▸ **THE REQUEST**
Will you transcribe all the entries word for word, skipping the pictures they hold?

◆ ◆ ◆ ◆ ◆ ◆ ◆

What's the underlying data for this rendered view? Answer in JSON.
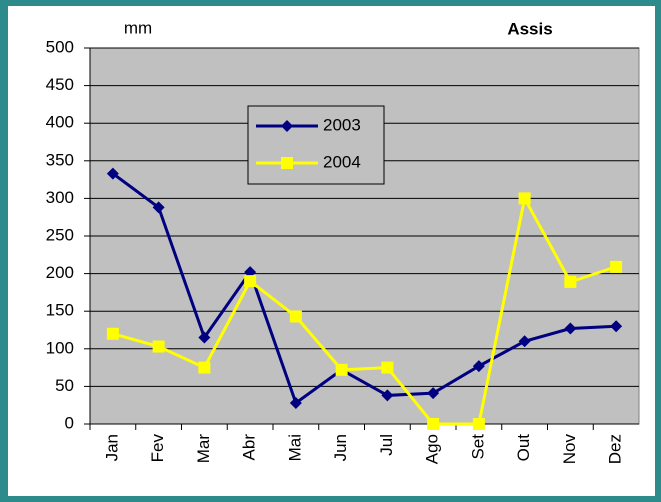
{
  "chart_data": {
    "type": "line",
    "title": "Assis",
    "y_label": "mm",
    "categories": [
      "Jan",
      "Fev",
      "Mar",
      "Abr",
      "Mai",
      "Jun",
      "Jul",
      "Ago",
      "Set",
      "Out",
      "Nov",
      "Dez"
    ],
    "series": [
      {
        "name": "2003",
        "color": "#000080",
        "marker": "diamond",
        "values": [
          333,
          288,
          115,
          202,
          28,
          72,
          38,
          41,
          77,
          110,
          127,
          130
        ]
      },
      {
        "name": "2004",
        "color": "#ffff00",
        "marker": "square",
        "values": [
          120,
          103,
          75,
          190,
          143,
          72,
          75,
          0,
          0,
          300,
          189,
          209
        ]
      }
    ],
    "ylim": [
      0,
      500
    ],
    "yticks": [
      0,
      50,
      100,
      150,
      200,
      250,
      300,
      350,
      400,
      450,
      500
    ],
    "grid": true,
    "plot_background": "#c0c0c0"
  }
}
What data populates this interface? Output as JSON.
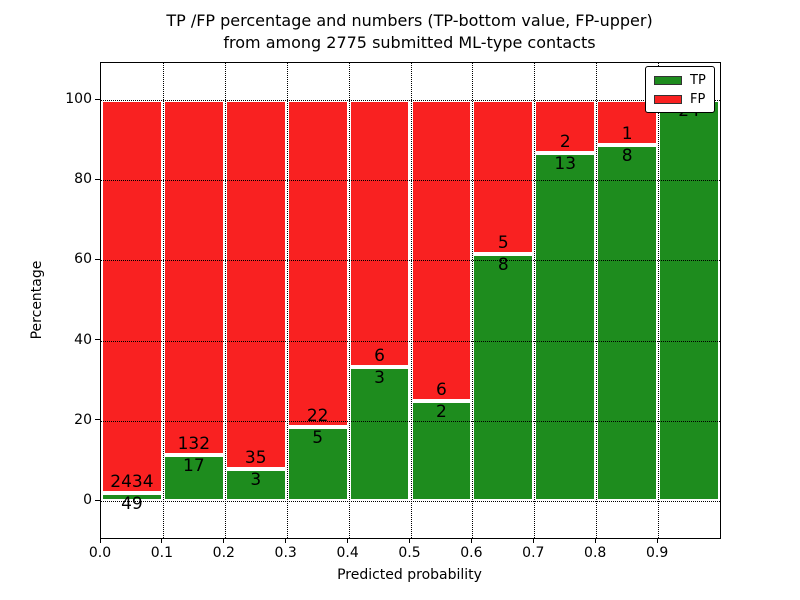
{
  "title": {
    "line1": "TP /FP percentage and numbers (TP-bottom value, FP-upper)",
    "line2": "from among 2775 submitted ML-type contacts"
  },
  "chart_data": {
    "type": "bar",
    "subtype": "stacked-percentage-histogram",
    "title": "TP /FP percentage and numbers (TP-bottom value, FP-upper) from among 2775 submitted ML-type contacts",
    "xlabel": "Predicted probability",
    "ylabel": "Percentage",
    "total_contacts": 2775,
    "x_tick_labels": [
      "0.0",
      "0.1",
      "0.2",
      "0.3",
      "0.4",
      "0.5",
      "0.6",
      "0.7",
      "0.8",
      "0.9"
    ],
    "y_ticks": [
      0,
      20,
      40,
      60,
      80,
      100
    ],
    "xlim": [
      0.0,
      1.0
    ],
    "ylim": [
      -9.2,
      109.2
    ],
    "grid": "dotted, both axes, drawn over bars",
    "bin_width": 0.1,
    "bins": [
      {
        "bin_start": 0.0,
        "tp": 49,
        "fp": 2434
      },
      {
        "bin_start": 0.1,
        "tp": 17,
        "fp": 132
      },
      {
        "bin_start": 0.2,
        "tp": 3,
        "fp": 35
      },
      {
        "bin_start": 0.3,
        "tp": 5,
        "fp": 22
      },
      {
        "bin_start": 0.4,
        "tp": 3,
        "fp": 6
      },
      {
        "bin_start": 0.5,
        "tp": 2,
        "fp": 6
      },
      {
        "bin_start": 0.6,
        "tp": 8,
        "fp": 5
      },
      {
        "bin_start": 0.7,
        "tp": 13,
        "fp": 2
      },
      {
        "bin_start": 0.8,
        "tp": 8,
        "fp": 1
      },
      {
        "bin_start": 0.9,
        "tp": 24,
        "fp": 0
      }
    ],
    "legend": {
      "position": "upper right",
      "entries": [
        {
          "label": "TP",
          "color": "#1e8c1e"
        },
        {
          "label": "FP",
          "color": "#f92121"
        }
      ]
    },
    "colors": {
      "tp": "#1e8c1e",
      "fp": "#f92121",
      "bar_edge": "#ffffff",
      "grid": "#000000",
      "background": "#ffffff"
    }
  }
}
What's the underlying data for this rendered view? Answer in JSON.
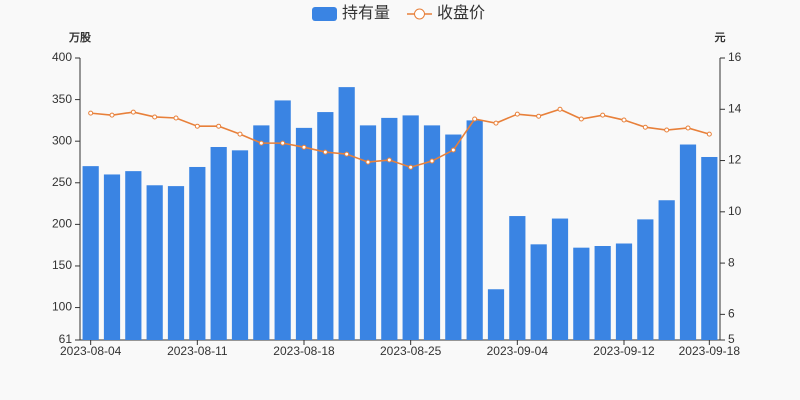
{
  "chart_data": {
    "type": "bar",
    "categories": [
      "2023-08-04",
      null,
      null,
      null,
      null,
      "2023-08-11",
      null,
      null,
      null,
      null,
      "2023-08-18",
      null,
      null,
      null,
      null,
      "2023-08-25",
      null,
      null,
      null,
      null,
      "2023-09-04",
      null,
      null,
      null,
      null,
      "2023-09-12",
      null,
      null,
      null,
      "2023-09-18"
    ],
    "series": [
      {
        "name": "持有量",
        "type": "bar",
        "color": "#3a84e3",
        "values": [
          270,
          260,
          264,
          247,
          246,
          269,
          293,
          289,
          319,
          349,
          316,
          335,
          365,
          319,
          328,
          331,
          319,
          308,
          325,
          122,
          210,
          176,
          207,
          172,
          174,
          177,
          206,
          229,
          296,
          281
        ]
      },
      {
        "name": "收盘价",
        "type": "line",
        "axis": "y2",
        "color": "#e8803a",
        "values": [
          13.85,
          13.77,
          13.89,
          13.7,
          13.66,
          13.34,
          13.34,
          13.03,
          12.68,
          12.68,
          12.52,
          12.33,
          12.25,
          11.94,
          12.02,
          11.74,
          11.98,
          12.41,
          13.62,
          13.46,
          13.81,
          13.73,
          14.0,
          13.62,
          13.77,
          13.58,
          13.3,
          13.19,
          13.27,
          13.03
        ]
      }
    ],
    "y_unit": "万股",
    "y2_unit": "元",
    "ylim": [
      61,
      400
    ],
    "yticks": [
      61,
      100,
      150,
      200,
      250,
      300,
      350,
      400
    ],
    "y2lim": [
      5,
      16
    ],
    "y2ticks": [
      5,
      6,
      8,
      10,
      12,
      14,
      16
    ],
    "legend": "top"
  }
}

◆ ◆ ◆ ◆ ◆ ◆ ◆

▸ **FULL RESPONSE**
What's the underlying data for this rendered view? Answer in JSON.
{
  "chart_data": {
    "type": "line",
    "title": "Assis",
    "y_label": "mm",
    "categories": [
      "Jan",
      "Fev",
      "Mar",
      "Abr",
      "Mai",
      "Jun",
      "Jul",
      "Ago",
      "Set",
      "Out",
      "Nov",
      "Dez"
    ],
    "series": [
      {
        "name": "2003",
        "color": "#000080",
        "marker": "diamond",
        "values": [
          333,
          288,
          115,
          202,
          28,
          72,
          38,
          41,
          77,
          110,
          127,
          130
        ]
      },
      {
        "name": "2004",
        "color": "#ffff00",
        "marker": "square",
        "values": [
          120,
          103,
          75,
          190,
          143,
          72,
          75,
          0,
          0,
          300,
          189,
          209
        ]
      }
    ],
    "ylim": [
      0,
      500
    ],
    "yticks": [
      0,
      50,
      100,
      150,
      200,
      250,
      300,
      350,
      400,
      450,
      500
    ],
    "grid": true,
    "plot_background": "#c0c0c0"
  }
}
What data populates this interface? Output as JSON.
{
  "title": {
    "line1": "TP /FP percentage and numbers (TP-bottom value, FP-upper)",
    "line2": "from among 2775 submitted ML-type contacts"
  },
  "chart_data": {
    "type": "bar",
    "subtype": "stacked-percentage-histogram",
    "title": "TP /FP percentage and numbers (TP-bottom value, FP-upper) from among 2775 submitted ML-type contacts",
    "xlabel": "Predicted probability",
    "ylabel": "Percentage",
    "total_contacts": 2775,
    "x_tick_labels": [
      "0.0",
      "0.1",
      "0.2",
      "0.3",
      "0.4",
      "0.5",
      "0.6",
      "0.7",
      "0.8",
      "0.9"
    ],
    "y_ticks": [
      0,
      20,
      40,
      60,
      80,
      100
    ],
    "xlim": [
      0.0,
      1.0
    ],
    "ylim": [
      -9.2,
      109.2
    ],
    "grid": "dotted, both axes, drawn over bars",
    "bin_width": 0.1,
    "bins": [
      {
        "bin_start": 0.0,
        "tp": 49,
        "fp": 2434
      },
      {
        "bin_start": 0.1,
        "tp": 17,
        "fp": 132
      },
      {
        "bin_start": 0.2,
        "tp": 3,
        "fp": 35
      },
      {
        "bin_start": 0.3,
        "tp": 5,
        "fp": 22
      },
      {
        "bin_start": 0.4,
        "tp": 3,
        "fp": 6
      },
      {
        "bin_start": 0.5,
        "tp": 2,
        "fp": 6
      },
      {
        "bin_start": 0.6,
        "tp": 8,
        "fp": 5
      },
      {
        "bin_start": 0.7,
        "tp": 13,
        "fp": 2
      },
      {
        "bin_start": 0.8,
        "tp": 8,
        "fp": 1
      },
      {
        "bin_start": 0.9,
        "tp": 24,
        "fp": 0
      }
    ],
    "legend": {
      "position": "upper right",
      "entries": [
        {
          "label": "TP",
          "color": "#1e8c1e"
        },
        {
          "label": "FP",
          "color": "#f92121"
        }
      ]
    },
    "colors": {
      "tp": "#1e8c1e",
      "fp": "#f92121",
      "bar_edge": "#ffffff",
      "grid": "#000000",
      "background": "#ffffff"
    }
  }
}
What's the underlying data for this rendered view? Answer in JSON.
{
  "chart_data": {
    "type": "bar",
    "categories": [
      "2023-08-04",
      null,
      null,
      null,
      null,
      "2023-08-11",
      null,
      null,
      null,
      null,
      "2023-08-18",
      null,
      null,
      null,
      null,
      "2023-08-25",
      null,
      null,
      null,
      null,
      "2023-09-04",
      null,
      null,
      null,
      null,
      "2023-09-12",
      null,
      null,
      null,
      "2023-09-18"
    ],
    "series": [
      {
        "name": "持有量",
        "type": "bar",
        "color": "#3a84e3",
        "values": [
          270,
          260,
          264,
          247,
          246,
          269,
          293,
          289,
          319,
          349,
          316,
          335,
          365,
          319,
          328,
          331,
          319,
          308,
          325,
          122,
          210,
          176,
          207,
          172,
          174,
          177,
          206,
          229,
          296,
          281
        ]
      },
      {
        "name": "收盘价",
        "type": "line",
        "axis": "y2",
        "color": "#e8803a",
        "values": [
          13.85,
          13.77,
          13.89,
          13.7,
          13.66,
          13.34,
          13.34,
          13.03,
          12.68,
          12.68,
          12.52,
          12.33,
          12.25,
          11.94,
          12.02,
          11.74,
          11.98,
          12.41,
          13.62,
          13.46,
          13.81,
          13.73,
          14.0,
          13.62,
          13.77,
          13.58,
          13.3,
          13.19,
          13.27,
          13.03
        ]
      }
    ],
    "y_unit": "万股",
    "y2_unit": "元",
    "ylim": [
      61,
      400
    ],
    "yticks": [
      61,
      100,
      150,
      200,
      250,
      300,
      350,
      400
    ],
    "y2lim": [
      5,
      16
    ],
    "y2ticks": [
      5,
      6,
      8,
      10,
      12,
      14,
      16
    ],
    "legend": "top"
  }
}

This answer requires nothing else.